Write the data out again exactly, dropping any images it holds.

********************

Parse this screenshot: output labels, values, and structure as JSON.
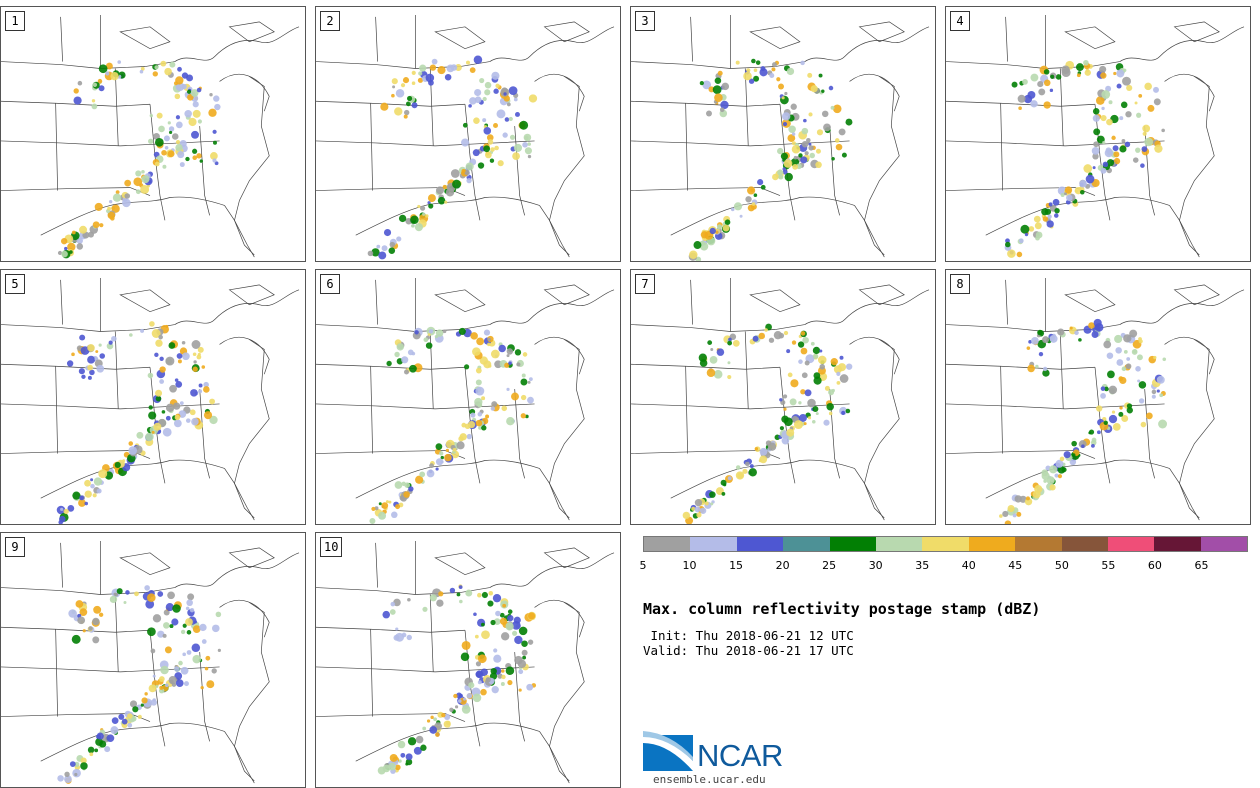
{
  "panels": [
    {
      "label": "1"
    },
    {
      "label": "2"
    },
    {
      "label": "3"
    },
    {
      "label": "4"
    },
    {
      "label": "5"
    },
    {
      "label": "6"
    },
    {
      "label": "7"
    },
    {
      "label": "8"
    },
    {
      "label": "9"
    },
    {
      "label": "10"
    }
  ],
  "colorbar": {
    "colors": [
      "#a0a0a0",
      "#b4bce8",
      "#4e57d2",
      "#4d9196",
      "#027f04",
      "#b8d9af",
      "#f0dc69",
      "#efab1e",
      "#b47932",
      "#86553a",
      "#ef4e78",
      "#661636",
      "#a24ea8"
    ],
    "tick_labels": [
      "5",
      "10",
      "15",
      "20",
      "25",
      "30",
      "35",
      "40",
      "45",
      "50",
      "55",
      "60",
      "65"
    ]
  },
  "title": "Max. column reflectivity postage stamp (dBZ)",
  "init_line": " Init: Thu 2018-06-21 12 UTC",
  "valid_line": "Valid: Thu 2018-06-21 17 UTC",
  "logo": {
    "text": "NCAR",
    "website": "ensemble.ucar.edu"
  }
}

********************

*ANSWER TO THE TASK*:
Parse this screenshot: output labels, values, and structure as JSON.
{
  "panels": [
    {
      "label": "1"
    },
    {
      "label": "2"
    },
    {
      "label": "3"
    },
    {
      "label": "4"
    },
    {
      "label": "5"
    },
    {
      "label": "6"
    },
    {
      "label": "7"
    },
    {
      "label": "8"
    },
    {
      "label": "9"
    },
    {
      "label": "10"
    }
  ],
  "colorbar": {
    "colors": [
      "#a0a0a0",
      "#b4bce8",
      "#4e57d2",
      "#4d9196",
      "#027f04",
      "#b8d9af",
      "#f0dc69",
      "#efab1e",
      "#b47932",
      "#86553a",
      "#ef4e78",
      "#661636",
      "#a24ea8"
    ],
    "tick_labels": [
      "5",
      "10",
      "15",
      "20",
      "25",
      "30",
      "35",
      "40",
      "45",
      "50",
      "55",
      "60",
      "65"
    ]
  },
  "title": "Max. column reflectivity postage stamp (dBZ)",
  "init_line": " Init: Thu 2018-06-21 12 UTC",
  "valid_line": "Valid: Thu 2018-06-21 17 UTC",
  "logo": {
    "text": "NCAR",
    "website": "ensemble.ucar.edu"
  }
}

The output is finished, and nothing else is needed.